- DATASET:
※

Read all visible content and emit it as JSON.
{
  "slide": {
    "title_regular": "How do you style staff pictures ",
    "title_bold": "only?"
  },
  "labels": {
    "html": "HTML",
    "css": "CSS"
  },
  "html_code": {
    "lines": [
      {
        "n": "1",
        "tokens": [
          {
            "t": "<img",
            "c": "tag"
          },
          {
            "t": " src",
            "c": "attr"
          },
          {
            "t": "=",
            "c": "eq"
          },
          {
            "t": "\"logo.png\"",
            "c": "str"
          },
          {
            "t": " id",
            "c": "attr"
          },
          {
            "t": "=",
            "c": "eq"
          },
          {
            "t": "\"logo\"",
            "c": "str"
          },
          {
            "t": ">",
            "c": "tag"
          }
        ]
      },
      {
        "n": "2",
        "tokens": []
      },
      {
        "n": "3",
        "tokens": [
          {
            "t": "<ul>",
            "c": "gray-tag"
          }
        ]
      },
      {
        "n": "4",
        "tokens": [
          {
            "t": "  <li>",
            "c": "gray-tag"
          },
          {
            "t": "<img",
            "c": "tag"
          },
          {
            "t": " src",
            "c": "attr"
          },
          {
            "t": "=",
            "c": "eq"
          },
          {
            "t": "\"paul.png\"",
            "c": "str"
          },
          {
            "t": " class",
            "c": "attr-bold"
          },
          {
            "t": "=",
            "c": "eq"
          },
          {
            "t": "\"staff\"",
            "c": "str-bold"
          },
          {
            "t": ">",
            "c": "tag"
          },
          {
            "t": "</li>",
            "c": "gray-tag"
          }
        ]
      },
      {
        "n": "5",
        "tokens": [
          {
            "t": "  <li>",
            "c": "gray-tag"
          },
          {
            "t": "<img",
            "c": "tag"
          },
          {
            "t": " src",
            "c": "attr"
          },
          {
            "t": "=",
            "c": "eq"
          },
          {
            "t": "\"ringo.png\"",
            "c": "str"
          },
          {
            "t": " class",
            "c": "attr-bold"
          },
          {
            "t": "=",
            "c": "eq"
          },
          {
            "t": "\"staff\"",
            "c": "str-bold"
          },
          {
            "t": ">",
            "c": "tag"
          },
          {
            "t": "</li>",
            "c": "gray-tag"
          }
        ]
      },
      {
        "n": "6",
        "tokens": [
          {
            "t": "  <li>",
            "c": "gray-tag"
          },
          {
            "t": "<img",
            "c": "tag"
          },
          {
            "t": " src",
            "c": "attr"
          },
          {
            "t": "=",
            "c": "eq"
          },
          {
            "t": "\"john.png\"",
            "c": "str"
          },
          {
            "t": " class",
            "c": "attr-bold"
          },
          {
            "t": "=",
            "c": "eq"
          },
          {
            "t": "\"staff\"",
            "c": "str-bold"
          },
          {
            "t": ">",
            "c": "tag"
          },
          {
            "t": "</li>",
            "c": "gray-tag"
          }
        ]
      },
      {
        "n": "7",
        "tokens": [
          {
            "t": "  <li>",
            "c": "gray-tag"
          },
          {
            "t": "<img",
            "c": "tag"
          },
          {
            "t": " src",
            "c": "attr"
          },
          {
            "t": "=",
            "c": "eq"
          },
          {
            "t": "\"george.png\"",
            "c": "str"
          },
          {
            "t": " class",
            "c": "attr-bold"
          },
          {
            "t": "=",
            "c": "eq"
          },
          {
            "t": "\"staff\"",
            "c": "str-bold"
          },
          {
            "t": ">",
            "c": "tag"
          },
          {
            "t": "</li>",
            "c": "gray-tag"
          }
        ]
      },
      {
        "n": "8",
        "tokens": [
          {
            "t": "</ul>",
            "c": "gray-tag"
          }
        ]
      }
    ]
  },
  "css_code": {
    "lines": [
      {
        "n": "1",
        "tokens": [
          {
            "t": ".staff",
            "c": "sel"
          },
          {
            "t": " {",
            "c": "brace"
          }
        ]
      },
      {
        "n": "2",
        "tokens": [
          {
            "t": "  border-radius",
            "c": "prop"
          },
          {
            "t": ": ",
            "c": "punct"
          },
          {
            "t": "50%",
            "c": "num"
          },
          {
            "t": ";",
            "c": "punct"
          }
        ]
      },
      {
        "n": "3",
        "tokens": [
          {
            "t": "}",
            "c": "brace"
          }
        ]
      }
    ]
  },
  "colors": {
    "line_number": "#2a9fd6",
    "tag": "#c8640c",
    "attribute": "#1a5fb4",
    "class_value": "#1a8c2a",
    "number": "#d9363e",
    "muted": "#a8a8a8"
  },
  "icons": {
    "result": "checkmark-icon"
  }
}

※

- THE TASK: Reproduce the full listing exactly.

- RESPONSE TO THE TASK:
Read all visible content and emit it as JSON.
{
  "slide": {
    "title_regular": "How do you style staff pictures ",
    "title_bold": "only?"
  },
  "labels": {
    "html": "HTML",
    "css": "CSS"
  },
  "html_code": {
    "lines": [
      {
        "n": "1",
        "tokens": [
          {
            "t": "<img",
            "c": "tag"
          },
          {
            "t": " src",
            "c": "attr"
          },
          {
            "t": "=",
            "c": "eq"
          },
          {
            "t": "\"logo.png\"",
            "c": "str"
          },
          {
            "t": " id",
            "c": "attr"
          },
          {
            "t": "=",
            "c": "eq"
          },
          {
            "t": "\"logo\"",
            "c": "str"
          },
          {
            "t": ">",
            "c": "tag"
          }
        ]
      },
      {
        "n": "2",
        "tokens": []
      },
      {
        "n": "3",
        "tokens": [
          {
            "t": "<ul>",
            "c": "gray-tag"
          }
        ]
      },
      {
        "n": "4",
        "tokens": [
          {
            "t": "  <li>",
            "c": "gray-tag"
          },
          {
            "t": "<img",
            "c": "tag"
          },
          {
            "t": " src",
            "c": "attr"
          },
          {
            "t": "=",
            "c": "eq"
          },
          {
            "t": "\"paul.png\"",
            "c": "str"
          },
          {
            "t": " class",
            "c": "attr-bold"
          },
          {
            "t": "=",
            "c": "eq"
          },
          {
            "t": "\"staff\"",
            "c": "str-bold"
          },
          {
            "t": ">",
            "c": "tag"
          },
          {
            "t": "</li>",
            "c": "gray-tag"
          }
        ]
      },
      {
        "n": "5",
        "tokens": [
          {
            "t": "  <li>",
            "c": "gray-tag"
          },
          {
            "t": "<img",
            "c": "tag"
          },
          {
            "t": " src",
            "c": "attr"
          },
          {
            "t": "=",
            "c": "eq"
          },
          {
            "t": "\"ringo.png\"",
            "c": "str"
          },
          {
            "t": " class",
            "c": "attr-bold"
          },
          {
            "t": "=",
            "c": "eq"
          },
          {
            "t": "\"staff\"",
            "c": "str-bold"
          },
          {
            "t": ">",
            "c": "tag"
          },
          {
            "t": "</li>",
            "c": "gray-tag"
          }
        ]
      },
      {
        "n": "6",
        "tokens": [
          {
            "t": "  <li>",
            "c": "gray-tag"
          },
          {
            "t": "<img",
            "c": "tag"
          },
          {
            "t": " src",
            "c": "attr"
          },
          {
            "t": "=",
            "c": "eq"
          },
          {
            "t": "\"john.png\"",
            "c": "str"
          },
          {
            "t": " class",
            "c": "attr-bold"
          },
          {
            "t": "=",
            "c": "eq"
          },
          {
            "t": "\"staff\"",
            "c": "str-bold"
          },
          {
            "t": ">",
            "c": "tag"
          },
          {
            "t": "</li>",
            "c": "gray-tag"
          }
        ]
      },
      {
        "n": "7",
        "tokens": [
          {
            "t": "  <li>",
            "c": "gray-tag"
          },
          {
            "t": "<img",
            "c": "tag"
          },
          {
            "t": " src",
            "c": "attr"
          },
          {
            "t": "=",
            "c": "eq"
          },
          {
            "t": "\"george.png\"",
            "c": "str"
          },
          {
            "t": " class",
            "c": "attr-bold"
          },
          {
            "t": "=",
            "c": "eq"
          },
          {
            "t": "\"staff\"",
            "c": "str-bold"
          },
          {
            "t": ">",
            "c": "tag"
          },
          {
            "t": "</li>",
            "c": "gray-tag"
          }
        ]
      },
      {
        "n": "8",
        "tokens": [
          {
            "t": "</ul>",
            "c": "gray-tag"
          }
        ]
      }
    ]
  },
  "css_code": {
    "lines": [
      {
        "n": "1",
        "tokens": [
          {
            "t": ".staff",
            "c": "sel"
          },
          {
            "t": " {",
            "c": "brace"
          }
        ]
      },
      {
        "n": "2",
        "tokens": [
          {
            "t": "  border-radius",
            "c": "prop"
          },
          {
            "t": ": ",
            "c": "punct"
          },
          {
            "t": "50%",
            "c": "num"
          },
          {
            "t": ";",
            "c": "punct"
          }
        ]
      },
      {
        "n": "3",
        "tokens": [
          {
            "t": "}",
            "c": "brace"
          }
        ]
      }
    ]
  },
  "colors": {
    "line_number": "#2a9fd6",
    "tag": "#c8640c",
    "attribute": "#1a5fb4",
    "class_value": "#1a8c2a",
    "number": "#d9363e",
    "muted": "#a8a8a8"
  },
  "icons": {
    "result": "checkmark-icon"
  }
}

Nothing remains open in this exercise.